◆ **INSTRUCTION**: Search the records for the word "used" and report each line that has it.

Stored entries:
########################################

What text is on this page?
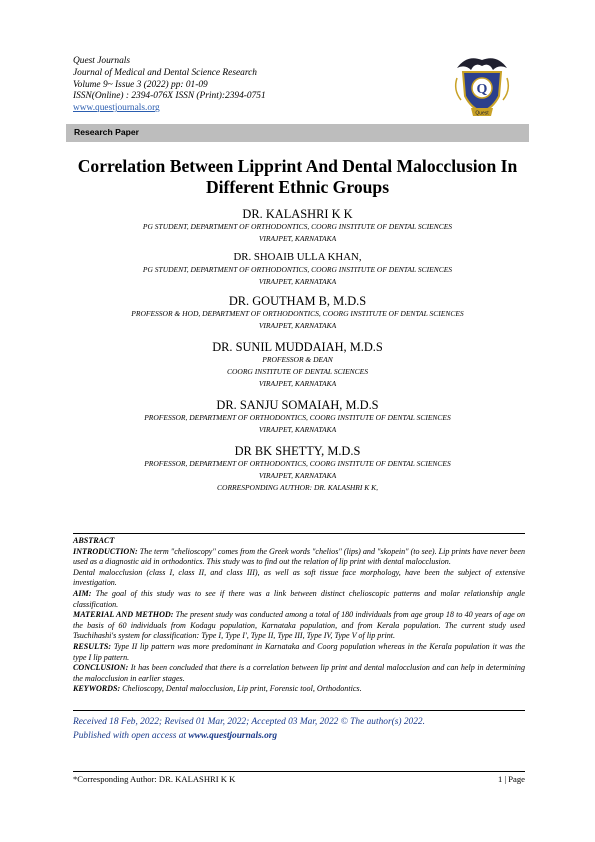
Quest Journals
Journal of Medical and Dental Science Research
Volume 9~ Issue 3 (2022) pp: 01-09
ISSN(Online) : 2394-076X ISSN (Print):2394-0751
www.questjournals.org
Q
Quest
Research Paper
Correlation Between Lipprint And Dental Malocclusion In Different Ethnic Groups
DR. KALASHRI K K
PG STUDENT, DEPARTMENT OF ORTHODONTICS, COORG INSTITUTE OF DENTAL SCIENCES
VIRAJPET, KARNATAKA
DR. SHOAIB ULLA KHAN,
PG STUDENT, DEPARTMENT OF ORTHODONTICS, COORG INSTITUTE OF DENTAL SCIENCES
VIRAJPET, KARNATAKA
DR. GOUTHAM B, M.D.S
PROFESSOR & HOD, DEPARTMENT OF ORTHODONTICS, COORG INSTITUTE OF DENTAL SCIENCES
VIRAJPET, KARNATAKA
DR. SUNIL MUDDAIAH, M.D.S
PROFESSOR & DEAN
COORG INSTITUTE OF DENTAL SCIENCES
VIRAJPET, KARNATAKA
DR. SANJU SOMAIAH, M.D.S
PROFESSOR, DEPARTMENT OF ORTHODONTICS, COORG INSTITUTE OF DENTAL SCIENCES
VIRAJPET, KARNATAKA
DR BK SHETTY, M.D.S
PROFESSOR, DEPARTMENT OF ORTHODONTICS, COORG INSTITUTE OF DENTAL SCIENCES
VIRAJPET, KARNATAKA
CORRESPONDING AUTHOR: DR. KALASHRI K K,

ABSTRACT

INTRODUCTION: The term "chelioscopy" comes from the Greek words "chelios" (lips) and "skopein" (to see). Lip prints have never been used as a diagnostic aid in orthodontics. This study was to find out the relation of lip print with dental malocclusion.

Dental malocclusion (class I, class II, and class III), as well as soft tissue face morphology, have been the subject of extensive investigation.

AIM: The goal of this study was to see if there was a link between distinct chelioscopic patterns and molar relationship angle classification.

MATERIAL AND METHOD: The present study was conducted among a total of 180 individuals from age group 18 to 40 years of age on the basis of 60 individuals from Kodagu population, Karnataka population, and from Kerala population. The current study used Tsuchihashi's system for classification: Type I, Type I', Type II, Type III, Type IV, Type V of lip print.

RESULTS: Type II lip pattern was more predominant in Karnataka and Coorg population whereas in the Kerala population it was the type I lip pattern.

CONCLUSION: It has been concluded that there is a correlation between lip print and dental malocclusion and can help in determining the malocclusion in earlier stages.

KEYWORDS: Chelioscopy, Dental malocclusion, Lip print, Forensic tool, Orthodontics.

Received 18 Feb, 2022; Revised 01 Mar, 2022; Accepted 03 Mar, 2022 © The author(s) 2022.
Published with open access at www.questjournals.org
*Corresponding Author: DR. KALASHRI K K	1 | Page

########################################

◆ **OUTPUT FOR THIS EXERCISE**:
INTRODUCTION: The term "chelioscopy" comes from the Greek words "chelios" (lips) and "skopein" (to see). Lip prints have never been used as a diagnostic aid in orthodontics. This study was to find out the relation of lip print with dental malocclusion.
MATERIAL AND METHOD: The present study was conducted among a total of 180 individuals from age group 18 to 40 years of age on the basis of 60 individuals from Kodagu population, Karnataka population, and from Kerala population. The current study used Tsuchihashi's system for classification: Type I, Type I', Type II, Type III, Type IV, Type V of lip print.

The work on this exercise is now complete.